EXERCISE AIM: Your task is to copy each line that has the word "CRAFT".

── RECORDS

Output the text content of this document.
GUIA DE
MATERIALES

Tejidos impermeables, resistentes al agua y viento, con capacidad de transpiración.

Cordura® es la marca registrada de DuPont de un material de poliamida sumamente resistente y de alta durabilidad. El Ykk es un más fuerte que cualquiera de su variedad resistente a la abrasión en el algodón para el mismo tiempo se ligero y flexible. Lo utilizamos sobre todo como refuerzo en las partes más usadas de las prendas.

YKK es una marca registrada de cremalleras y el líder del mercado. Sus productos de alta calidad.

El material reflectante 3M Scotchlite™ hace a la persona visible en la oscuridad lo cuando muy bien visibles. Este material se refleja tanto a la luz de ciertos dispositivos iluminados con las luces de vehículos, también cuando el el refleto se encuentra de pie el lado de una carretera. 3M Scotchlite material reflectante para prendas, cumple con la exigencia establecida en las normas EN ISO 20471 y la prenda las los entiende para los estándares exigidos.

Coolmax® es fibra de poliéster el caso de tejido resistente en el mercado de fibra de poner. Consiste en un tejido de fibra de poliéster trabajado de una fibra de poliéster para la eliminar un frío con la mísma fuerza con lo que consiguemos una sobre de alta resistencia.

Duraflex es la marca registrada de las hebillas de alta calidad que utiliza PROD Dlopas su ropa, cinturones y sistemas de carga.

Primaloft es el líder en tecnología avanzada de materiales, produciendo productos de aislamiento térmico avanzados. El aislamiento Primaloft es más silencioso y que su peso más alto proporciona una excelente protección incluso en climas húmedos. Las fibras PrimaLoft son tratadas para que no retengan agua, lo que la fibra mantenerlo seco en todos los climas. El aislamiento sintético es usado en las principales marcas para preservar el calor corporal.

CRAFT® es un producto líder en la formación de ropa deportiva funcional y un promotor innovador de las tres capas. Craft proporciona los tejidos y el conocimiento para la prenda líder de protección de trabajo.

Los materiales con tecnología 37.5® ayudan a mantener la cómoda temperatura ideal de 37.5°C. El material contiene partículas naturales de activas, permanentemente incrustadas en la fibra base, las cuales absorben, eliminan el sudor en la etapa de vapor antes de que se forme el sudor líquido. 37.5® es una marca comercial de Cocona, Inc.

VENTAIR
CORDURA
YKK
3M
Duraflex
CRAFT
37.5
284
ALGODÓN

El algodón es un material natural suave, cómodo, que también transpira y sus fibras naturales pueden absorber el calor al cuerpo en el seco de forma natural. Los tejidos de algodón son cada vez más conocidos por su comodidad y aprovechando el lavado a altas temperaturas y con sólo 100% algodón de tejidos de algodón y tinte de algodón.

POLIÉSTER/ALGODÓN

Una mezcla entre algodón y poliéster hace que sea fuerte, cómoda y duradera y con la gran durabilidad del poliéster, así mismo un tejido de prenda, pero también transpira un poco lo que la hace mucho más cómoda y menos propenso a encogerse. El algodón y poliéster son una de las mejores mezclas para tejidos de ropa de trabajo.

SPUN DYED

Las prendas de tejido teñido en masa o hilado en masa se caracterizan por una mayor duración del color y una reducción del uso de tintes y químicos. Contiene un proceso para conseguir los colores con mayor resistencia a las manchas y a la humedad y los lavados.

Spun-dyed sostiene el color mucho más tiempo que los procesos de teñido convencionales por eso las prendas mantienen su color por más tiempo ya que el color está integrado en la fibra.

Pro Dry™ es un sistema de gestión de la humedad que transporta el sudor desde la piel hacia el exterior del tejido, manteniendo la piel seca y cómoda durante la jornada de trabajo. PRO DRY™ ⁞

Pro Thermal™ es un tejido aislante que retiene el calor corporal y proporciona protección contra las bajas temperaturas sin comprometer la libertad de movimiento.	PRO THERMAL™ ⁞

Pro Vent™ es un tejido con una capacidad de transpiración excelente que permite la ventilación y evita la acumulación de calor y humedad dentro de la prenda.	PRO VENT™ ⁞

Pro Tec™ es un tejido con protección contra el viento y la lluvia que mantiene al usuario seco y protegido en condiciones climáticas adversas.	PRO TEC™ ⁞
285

────

FULL RESPONSE:
CRAFT® es un producto líder en la formación de ropa deportiva funcional y un promotor innovador de las tres capas. Craft proporciona los tejidos y el conocimiento para la prenda líder de protección de trabajo.
CRAFT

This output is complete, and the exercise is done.